# What you need to do:
Please transcribe the data that follows without the pictures, keeping every word the same.

Figure collection entries
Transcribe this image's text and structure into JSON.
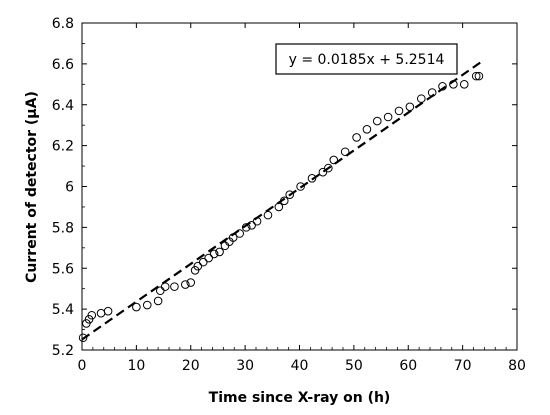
{
  "chart_data": {
    "type": "scatter",
    "title": "",
    "xlabel": "Time since X-ray on (h)",
    "ylabel": "Current of detector (μA)",
    "xlim": [
      0,
      80
    ],
    "ylim": [
      5.2,
      6.8
    ],
    "xticks": [
      0,
      10,
      20,
      30,
      40,
      50,
      60,
      70,
      80
    ],
    "yticks": [
      5.2,
      5.4,
      5.6,
      5.8,
      6.0,
      6.2,
      6.4,
      6.6,
      6.8
    ],
    "ytick_labels": [
      "5.2",
      "5.4",
      "5.6",
      "5.8",
      "6",
      "6.2",
      "6.4",
      "6.6",
      "6.8"
    ],
    "grid": false,
    "series": [
      {
        "marker": "open-circle",
        "x": [
          0.2,
          0.8,
          1.3,
          1.8,
          3.5,
          4.8,
          10.0,
          12.0,
          14.0,
          14.4,
          15.3,
          17.0,
          19.0,
          20.0,
          20.8,
          21.3,
          22.3,
          23.3,
          24.3,
          25.3,
          26.3,
          27.1,
          27.8,
          29.0,
          30.2,
          31.2,
          32.2,
          34.2,
          36.2,
          37.2,
          38.2,
          40.2,
          42.3,
          44.3,
          45.3,
          46.3,
          48.4,
          50.5,
          52.4,
          54.3,
          56.3,
          58.3,
          60.3,
          62.4,
          64.4,
          66.3,
          68.3,
          70.3,
          72.5,
          73.0
        ],
        "y": [
          5.26,
          5.33,
          5.35,
          5.37,
          5.38,
          5.39,
          5.41,
          5.42,
          5.44,
          5.49,
          5.51,
          5.51,
          5.52,
          5.53,
          5.59,
          5.61,
          5.63,
          5.65,
          5.67,
          5.68,
          5.71,
          5.73,
          5.75,
          5.77,
          5.8,
          5.81,
          5.83,
          5.86,
          5.9,
          5.93,
          5.96,
          6.0,
          6.04,
          6.07,
          6.09,
          6.13,
          6.17,
          6.24,
          6.28,
          6.32,
          6.34,
          6.37,
          6.39,
          6.43,
          6.46,
          6.49,
          6.5,
          6.5,
          6.54,
          6.54
        ]
      }
    ],
    "fit": {
      "slope": 0.0185,
      "intercept": 5.2514,
      "x_range": [
        0,
        73.5
      ],
      "style": "dashed",
      "equation_label": "y = 0.0185x + 5.2514"
    },
    "legend": "top-right"
  }
}
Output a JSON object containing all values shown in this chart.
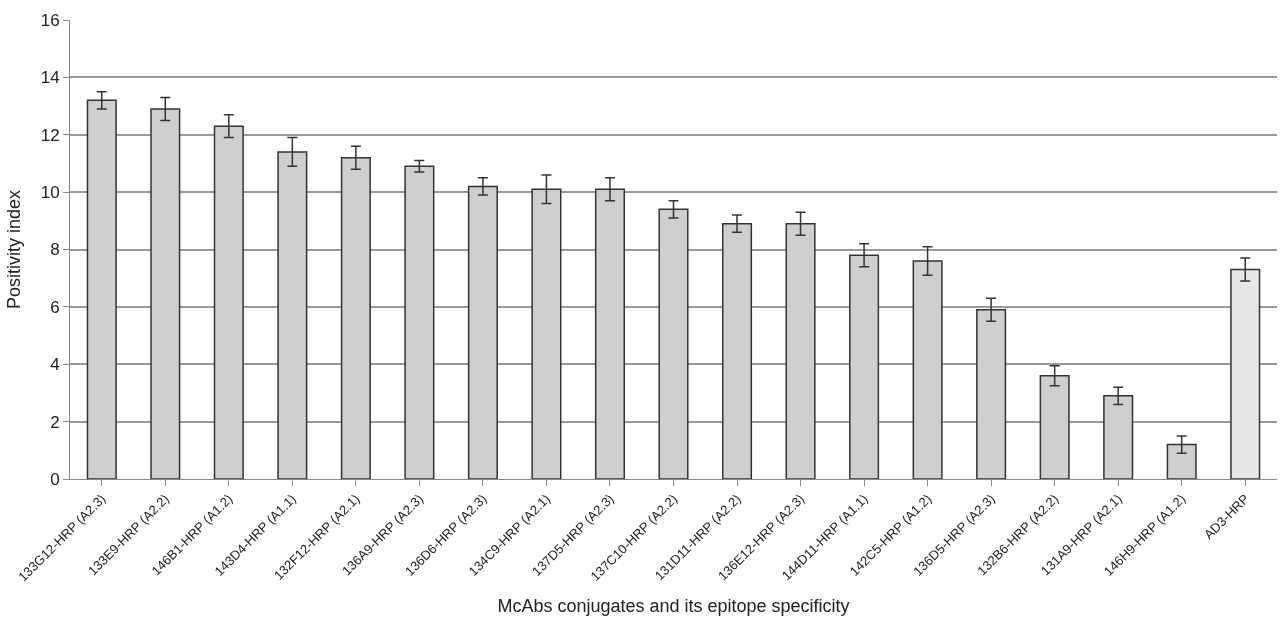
{
  "chart_data": {
    "type": "bar",
    "xlabel": "McAbs conjugates and its epitope specificity",
    "ylabel": "Positivity index",
    "categories": [
      "133G12-HRP (A2.3)",
      "133E9-HRP (A2.2)",
      "146B1-HRP (A1.2)",
      "143D4-HRP (A1.1)",
      "132F12-HRP (A2.1)",
      "136A9-HRP (A2.3)",
      "136D6-HRP (A2.3)",
      "134C9-HRP (A2.1)",
      "137D5-HRP (A2.3)",
      "137C10-HRP (A2.2)",
      "131D11-HRP (A2.2)",
      "136E12-HRP (A2.3)",
      "144D11-HRP (A1.1)",
      "142C5-HRP (A1.2)",
      "136D5-HRP (A2.3)",
      "132B6-HRP (A2.2)",
      "131A9-HRP (A2.1)",
      "146H9-HRP (A1.2)",
      "AD3-HRP"
    ],
    "values": [
      13.2,
      12.9,
      12.3,
      11.4,
      11.2,
      10.9,
      10.2,
      10.1,
      10.1,
      9.4,
      8.9,
      8.9,
      7.8,
      7.6,
      5.9,
      3.6,
      2.9,
      1.2,
      7.3
    ],
    "errors": [
      0.3,
      0.4,
      0.4,
      0.5,
      0.4,
      0.2,
      0.3,
      0.5,
      0.4,
      0.3,
      0.3,
      0.4,
      0.4,
      0.5,
      0.4,
      0.35,
      0.3,
      0.3,
      0.4
    ],
    "colors": [
      "#cfcfd0",
      "#cfcfd0",
      "#cfcfd0",
      "#cfcfd0",
      "#cfcfd0",
      "#cfcfd0",
      "#cfcfd0",
      "#cfcfd0",
      "#cfcfd0",
      "#cfcfd0",
      "#cfcfd0",
      "#cfcfd0",
      "#cfcfd0",
      "#cfcfd0",
      "#cfcfd0",
      "#cfcfd0",
      "#cfcfd0",
      "#cfcfd0",
      "#e6e6e6"
    ],
    "ylim": [
      0,
      16
    ],
    "yticks": [
      0,
      2,
      4,
      6,
      8,
      10,
      12,
      14,
      16
    ],
    "grid": "y",
    "legend": false
  }
}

# Exercise response:
Transcribe this image's text and structure into JSON.
{
  "chart_data": {
    "type": "scatter",
    "title": "",
    "xlabel": "Time since X-ray on (h)",
    "ylabel": "Current of detector (μA)",
    "xlim": [
      0,
      80
    ],
    "ylim": [
      5.2,
      6.8
    ],
    "xticks": [
      0,
      10,
      20,
      30,
      40,
      50,
      60,
      70,
      80
    ],
    "yticks": [
      5.2,
      5.4,
      5.6,
      5.8,
      6.0,
      6.2,
      6.4,
      6.6,
      6.8
    ],
    "ytick_labels": [
      "5.2",
      "5.4",
      "5.6",
      "5.8",
      "6",
      "6.2",
      "6.4",
      "6.6",
      "6.8"
    ],
    "grid": false,
    "series": [
      {
        "marker": "open-circle",
        "x": [
          0.2,
          0.8,
          1.3,
          1.8,
          3.5,
          4.8,
          10.0,
          12.0,
          14.0,
          14.4,
          15.3,
          17.0,
          19.0,
          20.0,
          20.8,
          21.3,
          22.3,
          23.3,
          24.3,
          25.3,
          26.3,
          27.1,
          27.8,
          29.0,
          30.2,
          31.2,
          32.2,
          34.2,
          36.2,
          37.2,
          38.2,
          40.2,
          42.3,
          44.3,
          45.3,
          46.3,
          48.4,
          50.5,
          52.4,
          54.3,
          56.3,
          58.3,
          60.3,
          62.4,
          64.4,
          66.3,
          68.3,
          70.3,
          72.5,
          73.0
        ],
        "y": [
          5.26,
          5.33,
          5.35,
          5.37,
          5.38,
          5.39,
          5.41,
          5.42,
          5.44,
          5.49,
          5.51,
          5.51,
          5.52,
          5.53,
          5.59,
          5.61,
          5.63,
          5.65,
          5.67,
          5.68,
          5.71,
          5.73,
          5.75,
          5.77,
          5.8,
          5.81,
          5.83,
          5.86,
          5.9,
          5.93,
          5.96,
          6.0,
          6.04,
          6.07,
          6.09,
          6.13,
          6.17,
          6.24,
          6.28,
          6.32,
          6.34,
          6.37,
          6.39,
          6.43,
          6.46,
          6.49,
          6.5,
          6.5,
          6.54,
          6.54
        ]
      }
    ],
    "fit": {
      "slope": 0.0185,
      "intercept": 5.2514,
      "x_range": [
        0,
        73.5
      ],
      "style": "dashed",
      "equation_label": "y = 0.0185x + 5.2514"
    },
    "legend": "top-right"
  }
}
Output a JSON object containing all values shown in this chart.
{
  "chart_data": {
    "type": "bar",
    "xlabel": "McAbs conjugates and its epitope specificity",
    "ylabel": "Positivity index",
    "categories": [
      "133G12-HRP (A2.3)",
      "133E9-HRP (A2.2)",
      "146B1-HRP (A1.2)",
      "143D4-HRP (A1.1)",
      "132F12-HRP (A2.1)",
      "136A9-HRP (A2.3)",
      "136D6-HRP (A2.3)",
      "134C9-HRP (A2.1)",
      "137D5-HRP (A2.3)",
      "137C10-HRP (A2.2)",
      "131D11-HRP (A2.2)",
      "136E12-HRP (A2.3)",
      "144D11-HRP (A1.1)",
      "142C5-HRP (A1.2)",
      "136D5-HRP (A2.3)",
      "132B6-HRP (A2.2)",
      "131A9-HRP (A2.1)",
      "146H9-HRP (A1.2)",
      "AD3-HRP"
    ],
    "values": [
      13.2,
      12.9,
      12.3,
      11.4,
      11.2,
      10.9,
      10.2,
      10.1,
      10.1,
      9.4,
      8.9,
      8.9,
      7.8,
      7.6,
      5.9,
      3.6,
      2.9,
      1.2,
      7.3
    ],
    "errors": [
      0.3,
      0.4,
      0.4,
      0.5,
      0.4,
      0.2,
      0.3,
      0.5,
      0.4,
      0.3,
      0.3,
      0.4,
      0.4,
      0.5,
      0.4,
      0.35,
      0.3,
      0.3,
      0.4
    ],
    "colors": [
      "#cfcfd0",
      "#cfcfd0",
      "#cfcfd0",
      "#cfcfd0",
      "#cfcfd0",
      "#cfcfd0",
      "#cfcfd0",
      "#cfcfd0",
      "#cfcfd0",
      "#cfcfd0",
      "#cfcfd0",
      "#cfcfd0",
      "#cfcfd0",
      "#cfcfd0",
      "#cfcfd0",
      "#cfcfd0",
      "#cfcfd0",
      "#cfcfd0",
      "#e6e6e6"
    ],
    "ylim": [
      0,
      16
    ],
    "yticks": [
      0,
      2,
      4,
      6,
      8,
      10,
      12,
      14,
      16
    ],
    "grid": "y",
    "legend": false
  }
}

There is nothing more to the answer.